### Problem details
Select the lines that contain "were" and copy each of them.

### Given entries
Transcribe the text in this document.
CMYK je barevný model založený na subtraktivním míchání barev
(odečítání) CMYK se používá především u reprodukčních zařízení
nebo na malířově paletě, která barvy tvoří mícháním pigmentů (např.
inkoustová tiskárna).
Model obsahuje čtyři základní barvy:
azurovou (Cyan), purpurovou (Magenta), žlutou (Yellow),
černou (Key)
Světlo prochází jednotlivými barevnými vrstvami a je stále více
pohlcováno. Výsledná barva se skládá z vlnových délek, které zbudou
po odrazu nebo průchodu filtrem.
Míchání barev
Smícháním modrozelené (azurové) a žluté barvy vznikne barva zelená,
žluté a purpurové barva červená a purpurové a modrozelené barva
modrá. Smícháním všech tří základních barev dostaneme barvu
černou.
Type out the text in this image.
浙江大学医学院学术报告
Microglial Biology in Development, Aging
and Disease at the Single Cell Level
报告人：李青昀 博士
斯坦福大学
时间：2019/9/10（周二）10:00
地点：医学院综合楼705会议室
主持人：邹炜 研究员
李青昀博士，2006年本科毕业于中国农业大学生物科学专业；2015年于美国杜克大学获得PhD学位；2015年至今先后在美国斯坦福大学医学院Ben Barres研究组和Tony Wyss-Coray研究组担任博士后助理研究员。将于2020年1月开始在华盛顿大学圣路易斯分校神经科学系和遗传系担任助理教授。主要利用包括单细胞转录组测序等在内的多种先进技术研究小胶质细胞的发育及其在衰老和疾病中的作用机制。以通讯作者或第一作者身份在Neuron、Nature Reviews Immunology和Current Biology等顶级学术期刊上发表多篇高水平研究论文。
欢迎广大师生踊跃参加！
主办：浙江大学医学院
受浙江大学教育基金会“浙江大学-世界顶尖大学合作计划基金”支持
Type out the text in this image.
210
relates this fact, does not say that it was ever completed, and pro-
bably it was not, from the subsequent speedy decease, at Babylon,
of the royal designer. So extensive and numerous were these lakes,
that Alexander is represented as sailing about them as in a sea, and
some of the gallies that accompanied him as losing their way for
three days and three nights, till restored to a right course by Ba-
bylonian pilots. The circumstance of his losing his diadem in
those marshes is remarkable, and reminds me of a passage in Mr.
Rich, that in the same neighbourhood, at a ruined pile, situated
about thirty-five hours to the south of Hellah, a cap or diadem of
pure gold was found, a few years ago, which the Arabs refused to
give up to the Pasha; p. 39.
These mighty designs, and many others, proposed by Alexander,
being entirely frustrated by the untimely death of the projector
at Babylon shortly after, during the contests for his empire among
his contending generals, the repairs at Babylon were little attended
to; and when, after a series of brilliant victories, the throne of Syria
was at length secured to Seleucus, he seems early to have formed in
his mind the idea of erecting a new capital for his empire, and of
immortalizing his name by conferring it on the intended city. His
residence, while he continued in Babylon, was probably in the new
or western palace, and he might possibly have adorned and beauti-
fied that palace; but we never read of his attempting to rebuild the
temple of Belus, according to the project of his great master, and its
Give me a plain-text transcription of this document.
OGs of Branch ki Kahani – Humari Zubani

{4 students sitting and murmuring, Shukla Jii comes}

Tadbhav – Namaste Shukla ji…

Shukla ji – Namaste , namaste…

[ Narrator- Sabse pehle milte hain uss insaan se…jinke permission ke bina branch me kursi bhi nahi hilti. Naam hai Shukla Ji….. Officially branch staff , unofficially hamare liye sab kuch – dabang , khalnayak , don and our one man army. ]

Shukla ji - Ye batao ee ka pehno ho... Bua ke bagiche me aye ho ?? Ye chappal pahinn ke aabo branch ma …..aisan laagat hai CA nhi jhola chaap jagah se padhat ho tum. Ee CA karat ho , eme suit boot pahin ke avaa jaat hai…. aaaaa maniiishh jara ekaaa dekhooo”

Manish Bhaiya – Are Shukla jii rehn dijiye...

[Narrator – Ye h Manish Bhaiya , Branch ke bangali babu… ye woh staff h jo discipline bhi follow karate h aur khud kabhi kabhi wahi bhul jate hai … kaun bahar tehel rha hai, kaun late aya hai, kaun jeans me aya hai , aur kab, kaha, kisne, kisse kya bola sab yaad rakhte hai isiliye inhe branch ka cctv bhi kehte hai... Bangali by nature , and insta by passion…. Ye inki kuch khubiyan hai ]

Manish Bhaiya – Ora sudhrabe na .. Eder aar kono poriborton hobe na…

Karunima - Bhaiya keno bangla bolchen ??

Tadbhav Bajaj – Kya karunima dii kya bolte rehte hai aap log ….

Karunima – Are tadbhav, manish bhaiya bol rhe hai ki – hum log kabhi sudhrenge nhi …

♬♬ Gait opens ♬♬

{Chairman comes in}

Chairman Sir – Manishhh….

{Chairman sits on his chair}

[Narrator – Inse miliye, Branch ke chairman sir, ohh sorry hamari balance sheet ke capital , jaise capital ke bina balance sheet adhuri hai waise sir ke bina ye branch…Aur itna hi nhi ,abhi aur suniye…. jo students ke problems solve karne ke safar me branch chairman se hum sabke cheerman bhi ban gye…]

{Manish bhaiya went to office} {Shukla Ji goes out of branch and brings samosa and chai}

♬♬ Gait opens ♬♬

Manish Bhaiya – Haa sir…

### Solution to this exercise
of the royal designer. So extensive and numerous were these lakes,
his contending generals, the repairs at Babylon were little attended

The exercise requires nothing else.